* WHAT TO WORK ON *
Go through the listing and set it down exactly, leaving out its pictures.

----- EXERCISE INPUT -----

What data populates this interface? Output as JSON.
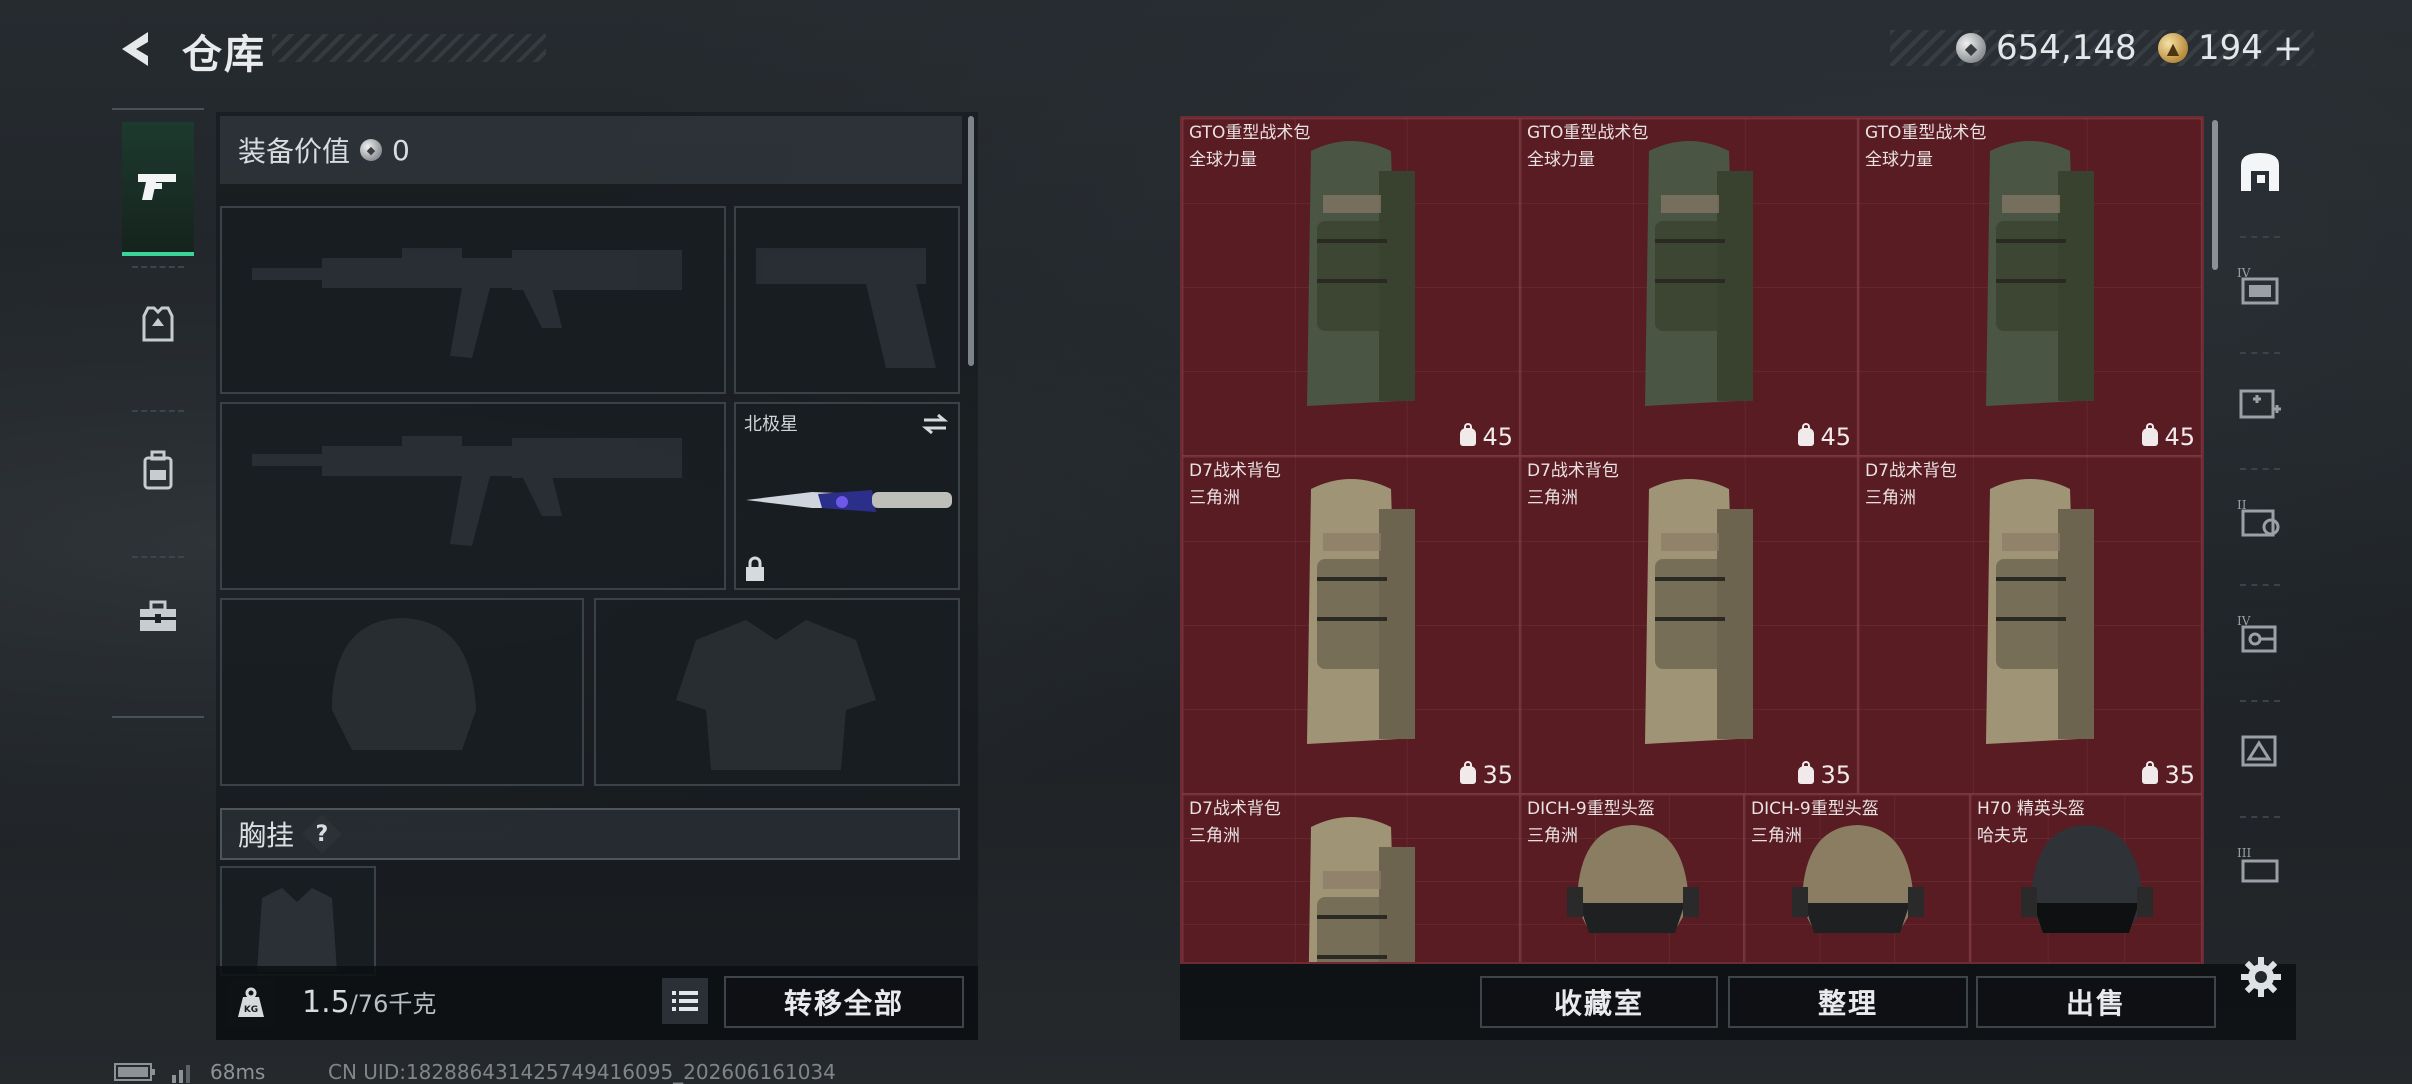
{
  "header": {
    "title": "仓库",
    "silver_amount": "654,148",
    "gold_amount": "194",
    "add_label": "+"
  },
  "equipment": {
    "value_label": "装备价值",
    "value_amount": "0",
    "melee_name": "北极星",
    "chest_label": "胸挂",
    "help_label": "?"
  },
  "capacity": {
    "current": "1.5",
    "max": "/76千克",
    "kg_badge": "KG"
  },
  "buttons": {
    "transfer_all": "转移全部",
    "collection": "收藏室",
    "organize": "整理",
    "sell": "出售"
  },
  "storage": {
    "items": [
      {
        "name": "GTO重型战术包",
        "source": "全球力量",
        "capacity": "45"
      },
      {
        "name": "GTO重型战术包",
        "source": "全球力量",
        "capacity": "45"
      },
      {
        "name": "GTO重型战术包",
        "source": "全球力量",
        "capacity": "45"
      },
      {
        "name": "D7战术背包",
        "source": "三角洲",
        "capacity": "35"
      },
      {
        "name": "D7战术背包",
        "source": "三角洲",
        "capacity": "35"
      },
      {
        "name": "D7战术背包",
        "source": "三角洲",
        "capacity": "35"
      },
      {
        "name": "D7战术背包",
        "source": "三角洲",
        "capacity": ""
      },
      {
        "name": "DICH-9重型头盔",
        "source": "三角洲",
        "capacity": ""
      },
      {
        "name": "DICH-9重型头盔",
        "source": "三角洲",
        "capacity": ""
      },
      {
        "name": "H70 精英头盔",
        "source": "哈夫克",
        "capacity": ""
      }
    ]
  },
  "filters": {
    "tier_labels": [
      "IV",
      "II",
      "IV",
      "III"
    ]
  },
  "status": {
    "ping": "68ms",
    "uid": "CN UID:18288643142574941609​5_202606161034"
  },
  "colors": {
    "accent": "#3bd398",
    "storage_bg": "#5a1c23"
  }
}
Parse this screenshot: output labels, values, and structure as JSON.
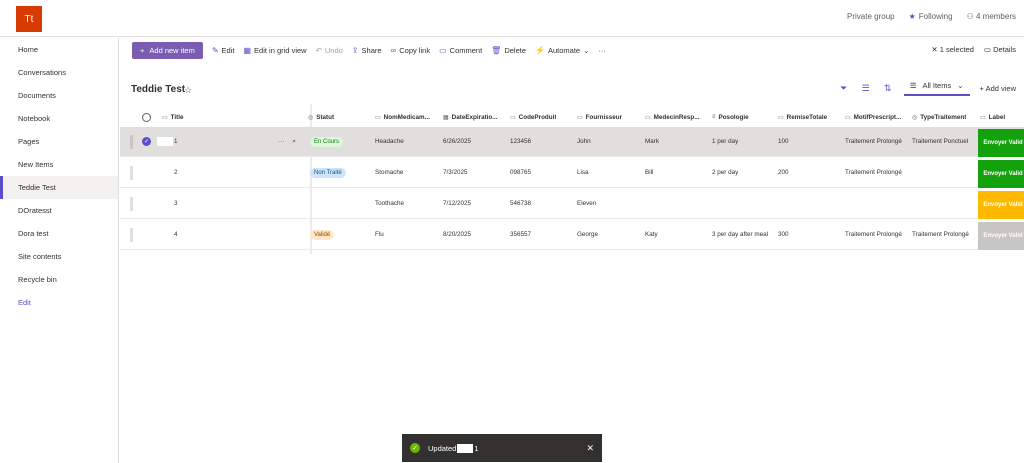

-----

* ANSWER FOR THE TASK *
What data populates this interface? Output as JSON.
{
  "header": {
    "title": "仓库",
    "silver_amount": "654,148",
    "gold_amount": "194",
    "add_label": "+"
  },
  "equipment": {
    "value_label": "装备价值",
    "value_amount": "0",
    "melee_name": "北极星",
    "chest_label": "胸挂",
    "help_label": "?"
  },
  "capacity": {
    "current": "1.5",
    "max": "/76千克",
    "kg_badge": "KG"
  },
  "buttons": {
    "transfer_all": "转移全部",
    "collection": "收藏室",
    "organize": "整理",
    "sell": "出售"
  },
  "storage": {
    "items": [
      {
        "name": "GTO重型战术包",
        "source": "全球力量",
        "capacity": "45"
      },
      {
        "name": "GTO重型战术包",
        "source": "全球力量",
        "capacity": "45"
      },
      {
        "name": "GTO重型战术包",
        "source": "全球力量",
        "capacity": "45"
      },
      {
        "name": "D7战术背包",
        "source": "三角洲",
        "capacity": "35"
      },
      {
        "name": "D7战术背包",
        "source": "三角洲",
        "capacity": "35"
      },
      {
        "name": "D7战术背包",
        "source": "三角洲",
        "capacity": "35"
      },
      {
        "name": "D7战术背包",
        "source": "三角洲",
        "capacity": ""
      },
      {
        "name": "DICH-9重型头盔",
        "source": "三角洲",
        "capacity": ""
      },
      {
        "name": "DICH-9重型头盔",
        "source": "三角洲",
        "capacity": ""
      },
      {
        "name": "H70 精英头盔",
        "source": "哈夫克",
        "capacity": ""
      }
    ]
  },
  "filters": {
    "tier_labels": [
      "IV",
      "II",
      "IV",
      "III"
    ]
  },
  "status": {
    "ping": "68ms",
    "uid": "CN UID:18288643142574941609​5_202606161034"
  },
  "colors": {
    "accent": "#3bd398",
    "storage_bg": "#5a1c23"
  }
}
Parse this screenshot: output labels, values, and structure as JSON.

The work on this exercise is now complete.